— AVAILABLE RECORDS —
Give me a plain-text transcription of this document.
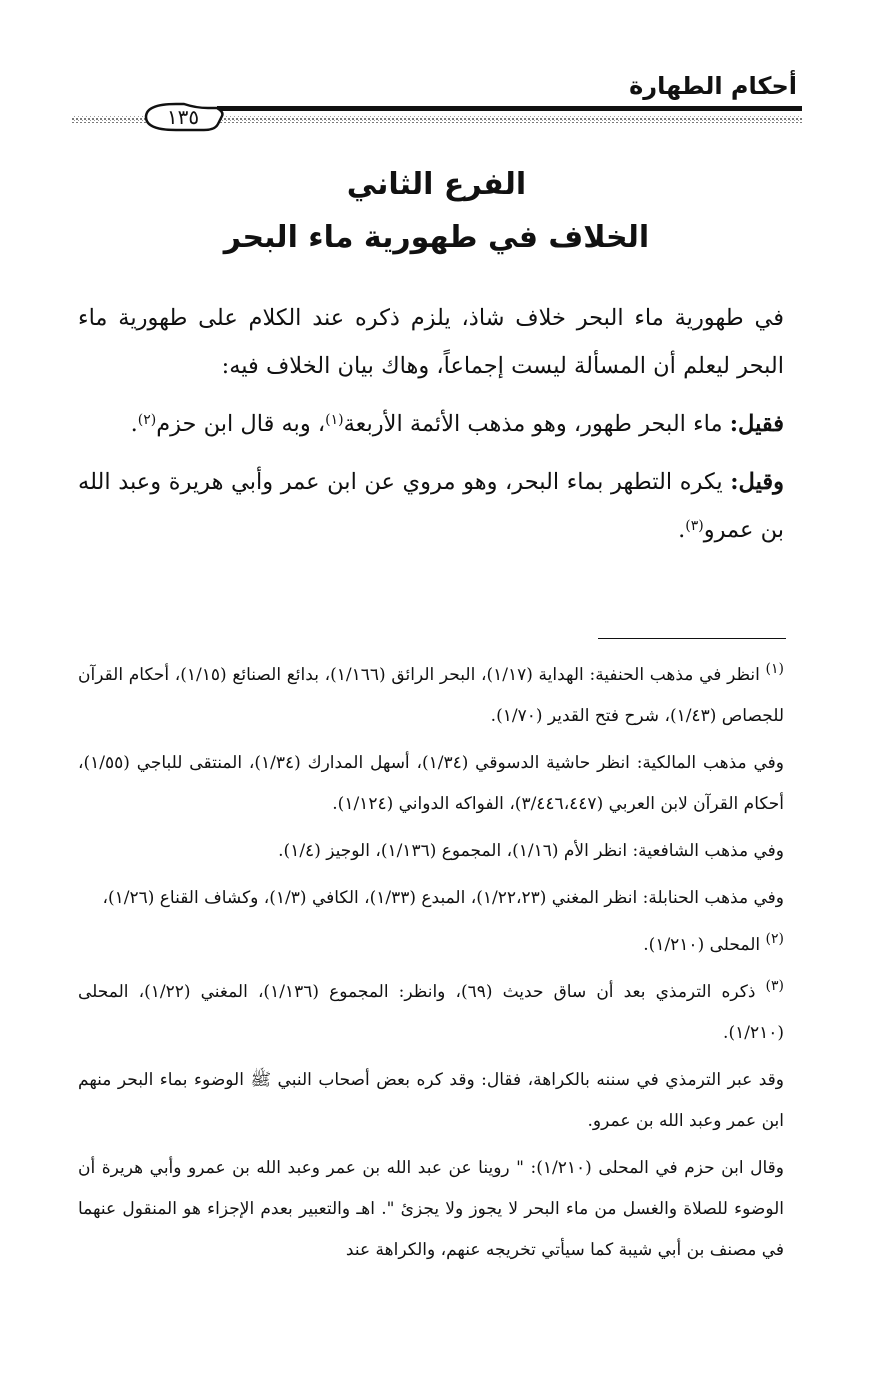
أحكام الطهارة
١٣٥
الفرع الثاني
الخلاف في طهورية ماء البحر

في طهورية ماء البحر خلاف شاذ، يلزم ذكره عند الكلام على طهورية ماء البحر ليعلم أن المسألة ليست إجماعاً، وهاك بيان الخلاف فيه:

فقيل: ماء البحر طهور، وهو مذهب الأئمة الأربعة$^{(١)}$، وبه قال ابن حزم$^{(٢)}$.

وقيل: يكره التطهر بماء البحر، وهو مروي عن ابن عمر وأبي هريرة وعبد الله بن عمرو$^{(٣)}$.

$^{(١)}$ انظر في مذهب الحنفية: الهداية (١/١٧)، البحر الرائق (١/١٦٦)، بدائع الصنائع (١/١٥)، أحكام القرآن للجصاص (١/٤٣)، شرح فتح القدير (١/٧٠).

وفي مذهب المالكية: انظر حاشية الدسوقي (١/٣٤)، أسهل المدارك (١/٣٤)، المنتقى للباجي (١/٥٥)، أحكام القرآن لابن العربي (٣/٤٤٦،٤٤٧)، الفواكه الدواني (١/١٢٤).

وفي مذهب الشافعية: انظر الأم (١/١٦)، المجموع (١/١٣٦)، الوجيز (١/٤).

وفي مذهب الحنابلة: انظر المغني (١/٢٢،٢٣)، المبدع (١/٣٣)، الكافي (١/٣)، وكشاف القناع (١/٢٦)،

$^{(٢)}$ المحلى (١/٢١٠).

$^{(٣)}$ ذكره الترمذي بعد أن ساق حديث (٦٩)، وانظر: المجموع (١/١٣٦)، المغني (١/٢٢)، المحلى (١/٢١٠).

وقد عبر الترمذي في سننه بالكراهة، فقال: وقد كره بعض أصحاب النبي ﷺ الوضوء بماء البحر منهم ابن عمر وعبد الله بن عمرو.

وقال ابن حزم في المحلى (١/٢١٠): " روينا عن عبد الله بن عمر وعبد الله بن عمرو وأبي هريرة أن الوضوء للصلاة والغسل من ماء البحر لا يجوز ولا يجزئ ". اهـ والتعبير بعدم الإجزاء هو المنقول عنهما في مصنف بن أبي شيبة كما سيأتي تخريجه عنهم، والكراهة عند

— WHAT YOU HAVE TO DO —
Copy out every line that includes the word "القرآن".

— ANSWER TO THIS TASK —
$^{(١)}$ انظر في مذهب الحنفية: الهداية (١/١٧)، البحر الرائق (١/١٦٦)، بدائع الصنائع (١/١٥)، أحكام القرآن للجصاص (١/٤٣)، شرح فتح القدير (١/٧٠).
وفي مذهب المالكية: انظر حاشية الدسوقي (١/٣٤)، أسهل المدارك (١/٣٤)، المنتقى للباجي (١/٥٥)، أحكام القرآن لابن العربي (٣/٤٤٦،٤٤٧)، الفواكه الدواني (١/١٢٤).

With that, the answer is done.